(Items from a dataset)
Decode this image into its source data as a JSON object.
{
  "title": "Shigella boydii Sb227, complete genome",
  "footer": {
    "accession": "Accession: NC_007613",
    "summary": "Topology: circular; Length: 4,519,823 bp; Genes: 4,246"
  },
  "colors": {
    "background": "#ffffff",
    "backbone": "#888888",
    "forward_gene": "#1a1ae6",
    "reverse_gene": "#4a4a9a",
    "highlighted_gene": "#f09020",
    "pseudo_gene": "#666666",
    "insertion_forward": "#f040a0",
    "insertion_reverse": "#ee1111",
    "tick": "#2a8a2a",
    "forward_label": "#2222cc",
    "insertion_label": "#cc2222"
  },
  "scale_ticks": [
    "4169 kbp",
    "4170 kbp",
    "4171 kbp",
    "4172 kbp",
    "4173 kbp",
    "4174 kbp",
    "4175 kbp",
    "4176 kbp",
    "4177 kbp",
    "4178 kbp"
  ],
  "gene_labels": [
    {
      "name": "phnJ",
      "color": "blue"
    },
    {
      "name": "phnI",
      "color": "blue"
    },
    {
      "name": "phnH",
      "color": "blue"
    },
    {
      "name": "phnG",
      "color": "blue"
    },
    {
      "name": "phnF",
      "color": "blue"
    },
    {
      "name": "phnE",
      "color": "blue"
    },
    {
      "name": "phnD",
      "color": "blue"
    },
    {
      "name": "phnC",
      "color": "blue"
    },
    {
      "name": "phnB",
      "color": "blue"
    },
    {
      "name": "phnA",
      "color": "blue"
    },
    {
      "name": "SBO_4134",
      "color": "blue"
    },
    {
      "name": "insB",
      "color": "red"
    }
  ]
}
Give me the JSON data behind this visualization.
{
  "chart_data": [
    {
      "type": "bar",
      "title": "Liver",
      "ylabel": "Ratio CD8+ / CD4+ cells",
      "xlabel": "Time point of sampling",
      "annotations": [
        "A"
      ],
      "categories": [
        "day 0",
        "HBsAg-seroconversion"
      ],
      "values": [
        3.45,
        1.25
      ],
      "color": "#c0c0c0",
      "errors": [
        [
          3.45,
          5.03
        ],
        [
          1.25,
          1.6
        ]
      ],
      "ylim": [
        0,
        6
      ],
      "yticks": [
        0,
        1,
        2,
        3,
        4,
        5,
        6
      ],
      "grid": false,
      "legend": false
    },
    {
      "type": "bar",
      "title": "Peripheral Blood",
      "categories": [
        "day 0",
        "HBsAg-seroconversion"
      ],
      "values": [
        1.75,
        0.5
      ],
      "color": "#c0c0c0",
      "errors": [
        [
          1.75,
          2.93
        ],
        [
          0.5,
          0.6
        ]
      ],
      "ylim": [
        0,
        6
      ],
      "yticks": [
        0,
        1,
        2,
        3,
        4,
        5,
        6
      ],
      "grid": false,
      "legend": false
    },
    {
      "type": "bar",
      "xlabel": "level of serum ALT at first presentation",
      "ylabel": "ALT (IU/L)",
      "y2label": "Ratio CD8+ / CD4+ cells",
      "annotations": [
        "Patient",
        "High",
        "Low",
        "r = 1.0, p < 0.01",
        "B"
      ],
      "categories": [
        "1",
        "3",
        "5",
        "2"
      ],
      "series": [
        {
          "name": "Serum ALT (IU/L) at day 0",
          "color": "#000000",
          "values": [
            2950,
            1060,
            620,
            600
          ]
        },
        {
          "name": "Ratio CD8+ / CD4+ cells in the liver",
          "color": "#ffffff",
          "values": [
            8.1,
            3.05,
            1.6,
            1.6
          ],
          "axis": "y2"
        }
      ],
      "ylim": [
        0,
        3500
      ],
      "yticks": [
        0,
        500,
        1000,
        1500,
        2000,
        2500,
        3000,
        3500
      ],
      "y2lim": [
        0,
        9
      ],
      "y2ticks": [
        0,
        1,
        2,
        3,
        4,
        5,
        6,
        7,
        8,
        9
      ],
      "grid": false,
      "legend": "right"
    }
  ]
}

**Aim of the task:** Reproduce the data shown above exactly, including every line.

**Exercise solution:**
Decode this image into its source data as a JSON object.
{
  "title": "Shigella boydii Sb227, complete genome",
  "footer": {
    "accession": "Accession: NC_007613",
    "summary": "Topology: circular; Length: 4,519,823 bp; Genes: 4,246"
  },
  "colors": {
    "background": "#ffffff",
    "backbone": "#888888",
    "forward_gene": "#1a1ae6",
    "reverse_gene": "#4a4a9a",
    "highlighted_gene": "#f09020",
    "pseudo_gene": "#666666",
    "insertion_forward": "#f040a0",
    "insertion_reverse": "#ee1111",
    "tick": "#2a8a2a",
    "forward_label": "#2222cc",
    "insertion_label": "#cc2222"
  },
  "scale_ticks": [
    "4169 kbp",
    "4170 kbp",
    "4171 kbp",
    "4172 kbp",
    "4173 kbp",
    "4174 kbp",
    "4175 kbp",
    "4176 kbp",
    "4177 kbp",
    "4178 kbp"
  ],
  "gene_labels": [
    {
      "name": "phnJ",
      "color": "blue"
    },
    {
      "name": "phnI",
      "color": "blue"
    },
    {
      "name": "phnH",
      "color": "blue"
    },
    {
      "name": "phnG",
      "color": "blue"
    },
    {
      "name": "phnF",
      "color": "blue"
    },
    {
      "name": "phnE",
      "color": "blue"
    },
    {
      "name": "phnD",
      "color": "blue"
    },
    {
      "name": "phnC",
      "color": "blue"
    },
    {
      "name": "phnB",
      "color": "blue"
    },
    {
      "name": "phnA",
      "color": "blue"
    },
    {
      "name": "SBO_4134",
      "color": "blue"
    },
    {
      "name": "insB",
      "color": "red"
    }
  ]
}
Give me the JSON data behind this visualization.
{
  "chart_data": [
    {
      "type": "bar",
      "title": "Liver",
      "ylabel": "Ratio CD8+ / CD4+ cells",
      "xlabel": "Time point of sampling",
      "annotations": [
        "A"
      ],
      "categories": [
        "day 0",
        "HBsAg-seroconversion"
      ],
      "values": [
        3.45,
        1.25
      ],
      "color": "#c0c0c0",
      "errors": [
        [
          3.45,
          5.03
        ],
        [
          1.25,
          1.6
        ]
      ],
      "ylim": [
        0,
        6
      ],
      "yticks": [
        0,
        1,
        2,
        3,
        4,
        5,
        6
      ],
      "grid": false,
      "legend": false
    },
    {
      "type": "bar",
      "title": "Peripheral Blood",
      "categories": [
        "day 0",
        "HBsAg-seroconversion"
      ],
      "values": [
        1.75,
        0.5
      ],
      "color": "#c0c0c0",
      "errors": [
        [
          1.75,
          2.93
        ],
        [
          0.5,
          0.6
        ]
      ],
      "ylim": [
        0,
        6
      ],
      "yticks": [
        0,
        1,
        2,
        3,
        4,
        5,
        6
      ],
      "grid": false,
      "legend": false
    },
    {
      "type": "bar",
      "xlabel": "level of serum ALT at first presentation",
      "ylabel": "ALT (IU/L)",
      "y2label": "Ratio CD8+ / CD4+ cells",
      "annotations": [
        "Patient",
        "High",
        "Low",
        "r = 1.0, p < 0.01",
        "B"
      ],
      "categories": [
        "1",
        "3",
        "5",
        "2"
      ],
      "series": [
        {
          "name": "Serum ALT (IU/L) at day 0",
          "color": "#000000",
          "values": [
            2950,
            1060,
            620,
            600
          ]
        },
        {
          "name": "Ratio CD8+ / CD4+ cells in the liver",
          "color": "#ffffff",
          "values": [
            8.1,
            3.05,
            1.6,
            1.6
          ],
          "axis": "y2"
        }
      ],
      "ylim": [
        0,
        3500
      ],
      "yticks": [
        0,
        500,
        1000,
        1500,
        2000,
        2500,
        3000,
        3500
      ],
      "y2lim": [
        0,
        9
      ],
      "y2ticks": [
        0,
        1,
        2,
        3,
        4,
        5,
        6,
        7,
        8,
        9
      ],
      "grid": false,
      "legend": "right"
    }
  ]
}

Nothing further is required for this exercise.